→ INSTRUCTIONS TO FOLLOW: The data must be written out once more, precisely as given.

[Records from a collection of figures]
━━━━━━━━━━━━━━━━━━━━
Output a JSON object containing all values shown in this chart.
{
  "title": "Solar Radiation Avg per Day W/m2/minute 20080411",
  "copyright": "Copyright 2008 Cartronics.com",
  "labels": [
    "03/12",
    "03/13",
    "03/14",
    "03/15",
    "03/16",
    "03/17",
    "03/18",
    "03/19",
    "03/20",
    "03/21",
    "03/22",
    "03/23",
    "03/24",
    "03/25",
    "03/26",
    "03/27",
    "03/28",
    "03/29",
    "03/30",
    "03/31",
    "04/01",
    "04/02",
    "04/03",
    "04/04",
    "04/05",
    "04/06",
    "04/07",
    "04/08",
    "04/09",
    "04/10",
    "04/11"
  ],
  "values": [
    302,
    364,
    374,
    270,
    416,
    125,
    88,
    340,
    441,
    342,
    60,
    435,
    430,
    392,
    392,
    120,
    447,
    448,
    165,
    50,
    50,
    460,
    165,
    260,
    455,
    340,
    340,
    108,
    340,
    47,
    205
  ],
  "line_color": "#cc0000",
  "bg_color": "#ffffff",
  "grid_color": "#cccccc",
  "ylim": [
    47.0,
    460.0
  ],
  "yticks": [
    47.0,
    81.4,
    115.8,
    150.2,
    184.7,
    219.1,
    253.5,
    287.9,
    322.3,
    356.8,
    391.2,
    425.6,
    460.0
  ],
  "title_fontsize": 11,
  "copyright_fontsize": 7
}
━━━━━━━━━━━━━━━━━━━━
→ EXERCISE SOLUTION:
Output a JSON object containing all values shown in this chart.
{
  "title": "Solar Radiation Avg per Day W/m2/minute 20080411",
  "copyright": "Copyright 2008 Cartronics.com",
  "labels": [
    "03/12",
    "03/13",
    "03/14",
    "03/15",
    "03/16",
    "03/17",
    "03/18",
    "03/19",
    "03/20",
    "03/21",
    "03/22",
    "03/23",
    "03/24",
    "03/25",
    "03/26",
    "03/27",
    "03/28",
    "03/29",
    "03/30",
    "03/31",
    "04/01",
    "04/02",
    "04/03",
    "04/04",
    "04/05",
    "04/06",
    "04/07",
    "04/08",
    "04/09",
    "04/10",
    "04/11"
  ],
  "values": [
    302,
    364,
    374,
    270,
    416,
    125,
    88,
    340,
    441,
    342,
    60,
    435,
    430,
    392,
    392,
    120,
    447,
    448,
    165,
    50,
    50,
    460,
    165,
    260,
    455,
    340,
    340,
    108,
    340,
    47,
    205
  ],
  "line_color": "#cc0000",
  "bg_color": "#ffffff",
  "grid_color": "#cccccc",
  "ylim": [
    47.0,
    460.0
  ],
  "yticks": [
    47.0,
    81.4,
    115.8,
    150.2,
    184.7,
    219.1,
    253.5,
    287.9,
    322.3,
    356.8,
    391.2,
    425.6,
    460.0
  ],
  "title_fontsize": 11,
  "copyright_fontsize": 7
}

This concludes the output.